> **What you need to do**: Output every line exactly as written. Leave out pictures.

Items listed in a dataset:
>> start

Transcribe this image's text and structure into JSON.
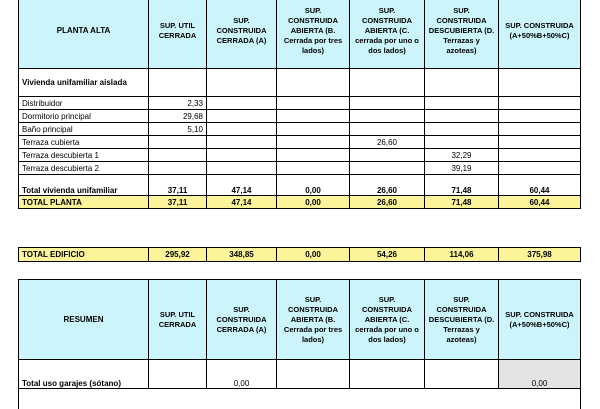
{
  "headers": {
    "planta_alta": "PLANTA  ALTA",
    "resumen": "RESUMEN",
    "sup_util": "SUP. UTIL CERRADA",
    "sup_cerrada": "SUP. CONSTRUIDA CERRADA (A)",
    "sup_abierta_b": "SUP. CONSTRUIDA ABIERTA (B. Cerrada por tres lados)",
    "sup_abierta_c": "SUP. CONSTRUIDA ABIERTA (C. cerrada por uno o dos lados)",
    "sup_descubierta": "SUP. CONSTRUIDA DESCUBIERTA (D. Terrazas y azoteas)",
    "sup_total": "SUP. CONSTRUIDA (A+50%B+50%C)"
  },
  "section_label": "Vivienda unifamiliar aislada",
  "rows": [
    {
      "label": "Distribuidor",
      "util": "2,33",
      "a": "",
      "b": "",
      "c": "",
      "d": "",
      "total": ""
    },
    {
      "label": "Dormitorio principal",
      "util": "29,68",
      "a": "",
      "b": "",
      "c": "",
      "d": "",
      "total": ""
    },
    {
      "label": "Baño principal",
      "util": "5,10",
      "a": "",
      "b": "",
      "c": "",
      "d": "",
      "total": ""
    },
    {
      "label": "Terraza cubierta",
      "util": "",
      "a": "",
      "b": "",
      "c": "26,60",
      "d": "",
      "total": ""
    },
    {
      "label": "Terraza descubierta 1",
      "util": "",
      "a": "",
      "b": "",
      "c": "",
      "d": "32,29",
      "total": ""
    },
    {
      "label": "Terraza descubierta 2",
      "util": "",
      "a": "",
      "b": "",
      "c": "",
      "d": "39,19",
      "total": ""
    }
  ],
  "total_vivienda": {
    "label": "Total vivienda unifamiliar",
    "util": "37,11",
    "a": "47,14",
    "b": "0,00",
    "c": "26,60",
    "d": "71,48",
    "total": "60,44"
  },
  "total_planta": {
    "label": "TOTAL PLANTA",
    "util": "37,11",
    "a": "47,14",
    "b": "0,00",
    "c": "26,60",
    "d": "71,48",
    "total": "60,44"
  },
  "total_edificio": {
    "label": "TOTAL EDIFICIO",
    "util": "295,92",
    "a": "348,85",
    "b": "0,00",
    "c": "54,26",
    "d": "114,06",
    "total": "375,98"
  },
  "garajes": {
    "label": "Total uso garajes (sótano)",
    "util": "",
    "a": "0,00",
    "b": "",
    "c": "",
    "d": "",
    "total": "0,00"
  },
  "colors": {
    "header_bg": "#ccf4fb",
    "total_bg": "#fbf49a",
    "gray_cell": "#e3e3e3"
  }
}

>> end

> **Correct output**:
Transcribe this image's text and structure into JSON.
{
  "headers": {
    "planta_alta": "PLANTA  ALTA",
    "resumen": "RESUMEN",
    "sup_util": "SUP. UTIL CERRADA",
    "sup_cerrada": "SUP. CONSTRUIDA CERRADA (A)",
    "sup_abierta_b": "SUP. CONSTRUIDA ABIERTA (B. Cerrada por tres lados)",
    "sup_abierta_c": "SUP. CONSTRUIDA ABIERTA (C. cerrada por uno o dos lados)",
    "sup_descubierta": "SUP. CONSTRUIDA DESCUBIERTA (D. Terrazas y azoteas)",
    "sup_total": "SUP. CONSTRUIDA (A+50%B+50%C)"
  },
  "section_label": "Vivienda unifamiliar aislada",
  "rows": [
    {
      "label": "Distribuidor",
      "util": "2,33",
      "a": "",
      "b": "",
      "c": "",
      "d": "",
      "total": ""
    },
    {
      "label": "Dormitorio principal",
      "util": "29,68",
      "a": "",
      "b": "",
      "c": "",
      "d": "",
      "total": ""
    },
    {
      "label": "Baño principal",
      "util": "5,10",
      "a": "",
      "b": "",
      "c": "",
      "d": "",
      "total": ""
    },
    {
      "label": "Terraza cubierta",
      "util": "",
      "a": "",
      "b": "",
      "c": "26,60",
      "d": "",
      "total": ""
    },
    {
      "label": "Terraza descubierta 1",
      "util": "",
      "a": "",
      "b": "",
      "c": "",
      "d": "32,29",
      "total": ""
    },
    {
      "label": "Terraza descubierta 2",
      "util": "",
      "a": "",
      "b": "",
      "c": "",
      "d": "39,19",
      "total": ""
    }
  ],
  "total_vivienda": {
    "label": "Total vivienda unifamiliar",
    "util": "37,11",
    "a": "47,14",
    "b": "0,00",
    "c": "26,60",
    "d": "71,48",
    "total": "60,44"
  },
  "total_planta": {
    "label": "TOTAL PLANTA",
    "util": "37,11",
    "a": "47,14",
    "b": "0,00",
    "c": "26,60",
    "d": "71,48",
    "total": "60,44"
  },
  "total_edificio": {
    "label": "TOTAL EDIFICIO",
    "util": "295,92",
    "a": "348,85",
    "b": "0,00",
    "c": "54,26",
    "d": "114,06",
    "total": "375,98"
  },
  "garajes": {
    "label": "Total uso garajes (sótano)",
    "util": "",
    "a": "0,00",
    "b": "",
    "c": "",
    "d": "",
    "total": "0,00"
  },
  "colors": {
    "header_bg": "#ccf4fb",
    "total_bg": "#fbf49a",
    "gray_cell": "#e3e3e3"
  }
}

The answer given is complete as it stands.